-- start of Record extracts --

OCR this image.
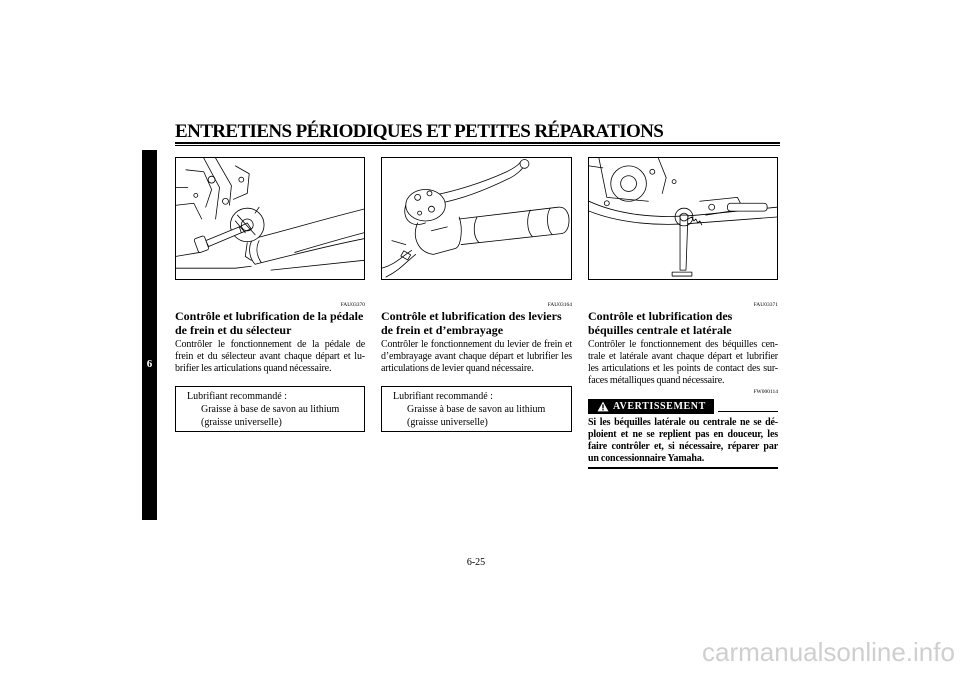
ENTRETIENS PÉRIODIQUES ET PETITES RÉPARATIONS
6
FAU03370
Contrôle et lubrification de la pédale
de frein et du sélecteur
Contrôler le fonctionnement de la pédale de
frein et du sélecteur avant chaque départ et lu-
brifier les articulations quand nécessaire.
Lubrifiant recommandé :
Graisse à base de savon au lithium
(graisse universelle)
FAU03164
Contrôle et lubrification des leviers
de frein et d’embrayage
Contrôler le fonctionnement du levier de frein et
d’embrayage avant chaque départ et lubrifier les
articulations de levier quand nécessaire.
Lubrifiant recommandé :
Graisse à base de savon au lithium
(graisse universelle)
FAU03371
Contrôle et lubrification des
béquilles centrale et latérale
Contrôler le fonctionnement des béquilles cen-
trale et latérale avant chaque départ et lubrifier
les articulations et les points de contact des sur-
faces métalliques quand nécessaire.
FW000114
AVERTISSEMENT
Si les béquilles latérale ou centrale ne se dé-
ploient et ne se replient pas en douceur, les
faire contrôler et, si nécessaire, réparer par
un concessionnaire Yamaha.
6-25
carmanualsonline.info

-- end of Record extracts --

▶ Task objective
Repeat the lines above exactly, and keep every picture out.

▶ Expected output
OCR this image.
ENTRETIENS PÉRIODIQUES ET PETITES RÉPARATIONS
6
FAU03370
Contrôle et lubrification de la pédale
de frein et du sélecteur
Contrôler le fonctionnement de la pédale de
frein et du sélecteur avant chaque départ et lu-
brifier les articulations quand nécessaire.
Lubrifiant recommandé :
Graisse à base de savon au lithium
(graisse universelle)
FAU03164
Contrôle et lubrification des leviers
de frein et d’embrayage
Contrôler le fonctionnement du levier de frein et
d’embrayage avant chaque départ et lubrifier les
articulations de levier quand nécessaire.
Lubrifiant recommandé :
Graisse à base de savon au lithium
(graisse universelle)
FAU03371
Contrôle et lubrification des
béquilles centrale et latérale
Contrôler le fonctionnement des béquilles cen-
trale et latérale avant chaque départ et lubrifier
les articulations et les points de contact des sur-
faces métalliques quand nécessaire.
FW000114
AVERTISSEMENT
Si les béquilles latérale ou centrale ne se dé-
ploient et ne se replient pas en douceur, les
faire contrôler et, si nécessaire, réparer par
un concessionnaire Yamaha.
6-25
carmanualsonline.info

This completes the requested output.